— EXERCISE BRIEF —
Wherever a line holds the word "JSON", copy that line out.

(Figure record extracts)
· · · · · · ·

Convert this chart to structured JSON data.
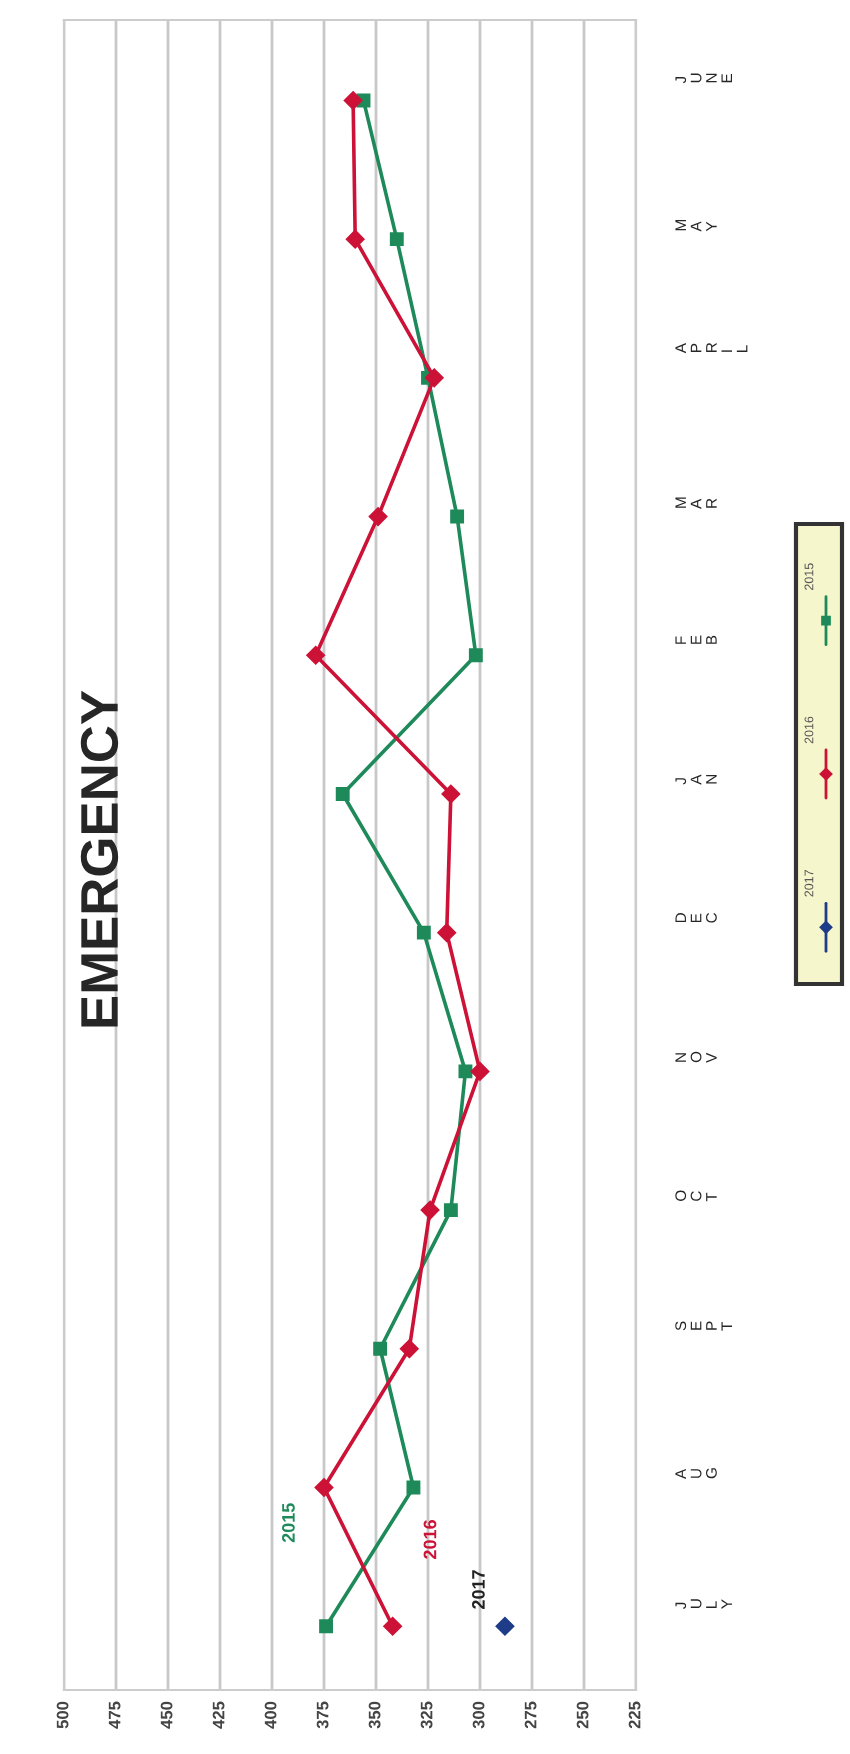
{
  "chart_data": {
    "type": "line",
    "title": "EMERGENCY",
    "orientation": "horizontal",
    "categories": [
      "JUNE",
      "MAY",
      "APRIL",
      "MAR",
      "FEB",
      "JAN",
      "DEC",
      "NOV",
      "OCT",
      "SEPT",
      "AUG",
      "JULY"
    ],
    "series": [
      {
        "name": "2015",
        "color": "#1e8a5a",
        "marker": "square",
        "values": [
          356,
          340,
          325,
          311,
          302,
          366,
          327,
          307,
          314,
          348,
          332,
          374
        ]
      },
      {
        "name": "2016",
        "color": "#cc1236",
        "marker": "diamond",
        "values": [
          361,
          360,
          322,
          349,
          379,
          314,
          316,
          300,
          324,
          334,
          375,
          342
        ]
      },
      {
        "name": "2017",
        "color": "#1f3c88",
        "marker": "diamond",
        "values": [
          null,
          null,
          null,
          null,
          null,
          null,
          null,
          null,
          null,
          null,
          null,
          288
        ]
      }
    ],
    "xlim": [
      500,
      225
    ],
    "xticks": [
      500,
      475,
      450,
      425,
      400,
      375,
      350,
      325,
      300,
      275,
      250,
      225
    ],
    "grid": true,
    "legend": "bottom"
  }
}
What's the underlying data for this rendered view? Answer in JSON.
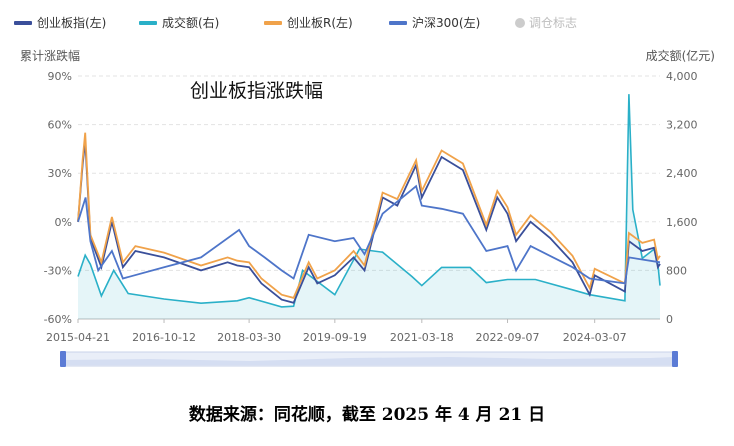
{
  "legend": [
    {
      "label": "创业板指(左)",
      "color": "#3a4f9a",
      "active": true
    },
    {
      "label": "成交额(右)",
      "color": "#2ab0c8",
      "active": true
    },
    {
      "label": "创业板R(左)",
      "color": "#f0a24a",
      "active": true
    },
    {
      "label": "沪深300(左)",
      "color": "#4e75c9",
      "active": true
    },
    {
      "label": "调仓标志",
      "color": "#cccccc",
      "active": false
    }
  ],
  "chart_data": {
    "type": "line",
    "title": "创业板指涨跌幅",
    "ylabel_left": "累计涨跌幅",
    "ylabel_right": "成交额(亿元)",
    "yleft_ticks": [
      "90%",
      "60%",
      "30%",
      "0%",
      "-30%",
      "-60%"
    ],
    "yleft_range": [
      -60,
      90
    ],
    "yright_ticks": [
      "4,000",
      "3,200",
      "2,400",
      "1,600",
      "800",
      "0"
    ],
    "yright_range": [
      0,
      4000
    ],
    "x_ticks": [
      "2015-04-21",
      "2016-10-12",
      "2018-03-30",
      "2019-09-19",
      "2021-03-18",
      "2022-09-07",
      "2024-03-07"
    ],
    "x_range": [
      "2015-04-21",
      "2025-04-21"
    ],
    "series": [
      {
        "name": "创业板指(左)",
        "axis": "left",
        "color": "#3a4f9a",
        "points": [
          [
            "2015-04-21",
            0
          ],
          [
            "2015-05-20",
            35
          ],
          [
            "2015-06-05",
            50
          ],
          [
            "2015-07-08",
            -10
          ],
          [
            "2015-09-15",
            -28
          ],
          [
            "2015-11-20",
            0
          ],
          [
            "2016-01-28",
            -28
          ],
          [
            "2016-04-15",
            -18
          ],
          [
            "2016-10-12",
            -22
          ],
          [
            "2017-06-01",
            -30
          ],
          [
            "2017-11-15",
            -25
          ],
          [
            "2018-01-15",
            -27
          ],
          [
            "2018-03-30",
            -28
          ],
          [
            "2018-06-15",
            -38
          ],
          [
            "2018-10-20",
            -48
          ],
          [
            "2019-01-03",
            -50
          ],
          [
            "2019-04-08",
            -28
          ],
          [
            "2019-06-01",
            -38
          ],
          [
            "2019-09-19",
            -33
          ],
          [
            "2020-01-15",
            -22
          ],
          [
            "2020-03-23",
            -30
          ],
          [
            "2020-07-15",
            15
          ],
          [
            "2020-10-15",
            10
          ],
          [
            "2021-02-10",
            35
          ],
          [
            "2021-03-18",
            15
          ],
          [
            "2021-07-20",
            40
          ],
          [
            "2021-12-01",
            32
          ],
          [
            "2022-04-27",
            -5
          ],
          [
            "2022-07-05",
            15
          ],
          [
            "2022-09-07",
            5
          ],
          [
            "2022-10-31",
            -12
          ],
          [
            "2023-01-30",
            0
          ],
          [
            "2023-06-01",
            -10
          ],
          [
            "2023-10-20",
            -25
          ],
          [
            "2024-02-05",
            -45
          ],
          [
            "2024-03-07",
            -33
          ],
          [
            "2024-09-13",
            -43
          ],
          [
            "2024-10-08",
            -12
          ],
          [
            "2024-12-31",
            -18
          ],
          [
            "2025-03-15",
            -16
          ],
          [
            "2025-04-08",
            -28
          ],
          [
            "2025-04-21",
            -26
          ]
        ]
      },
      {
        "name": "创业板R(左)",
        "axis": "left",
        "color": "#f0a24a",
        "points": [
          [
            "2015-04-21",
            0
          ],
          [
            "2015-05-20",
            38
          ],
          [
            "2015-06-05",
            55
          ],
          [
            "2015-07-08",
            -8
          ],
          [
            "2015-09-15",
            -25
          ],
          [
            "2015-11-20",
            3
          ],
          [
            "2016-01-28",
            -25
          ],
          [
            "2016-04-15",
            -15
          ],
          [
            "2016-10-12",
            -19
          ],
          [
            "2017-06-01",
            -27
          ],
          [
            "2017-11-15",
            -22
          ],
          [
            "2018-01-15",
            -24
          ],
          [
            "2018-03-30",
            -25
          ],
          [
            "2018-06-15",
            -35
          ],
          [
            "2018-10-20",
            -45
          ],
          [
            "2019-01-03",
            -47
          ],
          [
            "2019-04-08",
            -25
          ],
          [
            "2019-06-01",
            -35
          ],
          [
            "2019-09-19",
            -30
          ],
          [
            "2020-01-15",
            -18
          ],
          [
            "2020-03-23",
            -27
          ],
          [
            "2020-07-15",
            18
          ],
          [
            "2020-10-15",
            14
          ],
          [
            "2021-02-10",
            38
          ],
          [
            "2021-03-18",
            19
          ],
          [
            "2021-07-20",
            44
          ],
          [
            "2021-12-01",
            36
          ],
          [
            "2022-04-27",
            -2
          ],
          [
            "2022-07-05",
            19
          ],
          [
            "2022-09-07",
            9
          ],
          [
            "2022-10-31",
            -8
          ],
          [
            "2023-01-30",
            4
          ],
          [
            "2023-06-01",
            -6
          ],
          [
            "2023-10-20",
            -21
          ],
          [
            "2024-02-05",
            -41
          ],
          [
            "2024-03-07",
            -29
          ],
          [
            "2024-09-13",
            -38
          ],
          [
            "2024-10-08",
            -7
          ],
          [
            "2024-12-31",
            -13
          ],
          [
            "2025-03-15",
            -11
          ],
          [
            "2025-04-08",
            -23
          ],
          [
            "2025-04-21",
            -21
          ]
        ]
      },
      {
        "name": "沪深300(左)",
        "axis": "left",
        "color": "#4e75c9",
        "points": [
          [
            "2015-04-21",
            0
          ],
          [
            "2015-06-08",
            15
          ],
          [
            "2015-07-08",
            -12
          ],
          [
            "2015-08-26",
            -30
          ],
          [
            "2015-11-20",
            -18
          ],
          [
            "2016-01-28",
            -35
          ],
          [
            "2016-10-12",
            -28
          ],
          [
            "2017-06-01",
            -22
          ],
          [
            "2018-01-26",
            -5
          ],
          [
            "2018-03-30",
            -15
          ],
          [
            "2018-07-05",
            -22
          ],
          [
            "2018-10-20",
            -30
          ],
          [
            "2019-01-03",
            -35
          ],
          [
            "2019-04-08",
            -8
          ],
          [
            "2019-09-19",
            -12
          ],
          [
            "2020-01-15",
            -10
          ],
          [
            "2020-03-23",
            -20
          ],
          [
            "2020-07-15",
            5
          ],
          [
            "2021-02-10",
            22
          ],
          [
            "2021-03-18",
            10
          ],
          [
            "2021-07-20",
            8
          ],
          [
            "2021-12-01",
            5
          ],
          [
            "2022-04-27",
            -18
          ],
          [
            "2022-09-07",
            -15
          ],
          [
            "2022-10-31",
            -30
          ],
          [
            "2023-01-30",
            -15
          ],
          [
            "2023-10-20",
            -28
          ],
          [
            "2024-02-05",
            -35
          ],
          [
            "2024-09-13",
            -38
          ],
          [
            "2024-10-08",
            -22
          ],
          [
            "2025-04-21",
            -25
          ]
        ]
      },
      {
        "name": "成交额(右)",
        "axis": "right",
        "type": "area",
        "color": "#2ab0c8",
        "points": [
          [
            "2015-04-21",
            700
          ],
          [
            "2015-06-05",
            1050
          ],
          [
            "2015-07-08",
            900
          ],
          [
            "2015-09-15",
            380
          ],
          [
            "2015-12-01",
            800
          ],
          [
            "2016-03-01",
            420
          ],
          [
            "2016-10-12",
            330
          ],
          [
            "2017-06-01",
            260
          ],
          [
            "2018-01-15",
            300
          ],
          [
            "2018-03-30",
            350
          ],
          [
            "2018-10-20",
            200
          ],
          [
            "2019-01-03",
            210
          ],
          [
            "2019-03-01",
            800
          ],
          [
            "2019-09-19",
            400
          ],
          [
            "2020-02-20",
            1150
          ],
          [
            "2020-07-15",
            1100
          ],
          [
            "2021-01-15",
            700
          ],
          [
            "2021-03-18",
            550
          ],
          [
            "2021-07-20",
            850
          ],
          [
            "2022-01-15",
            850
          ],
          [
            "2022-04-27",
            600
          ],
          [
            "2022-09-07",
            650
          ],
          [
            "2023-03-01",
            650
          ],
          [
            "2023-10-20",
            480
          ],
          [
            "2024-02-05",
            400
          ],
          [
            "2024-09-13",
            300
          ],
          [
            "2024-10-08",
            3700
          ],
          [
            "2024-11-01",
            1800
          ],
          [
            "2024-12-31",
            1000
          ],
          [
            "2025-03-15",
            1150
          ],
          [
            "2025-04-08",
            900
          ],
          [
            "2025-04-21",
            550
          ]
        ]
      }
    ]
  },
  "source_note": "数据来源：同花顺，截至 2025 年 4 月 21 日"
}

· · · · · · ·

— SOLUTION TO THIS TASK —
Convert this chart to structured JSON data.
What's the underlying data for this rendered view? Answer in JSON.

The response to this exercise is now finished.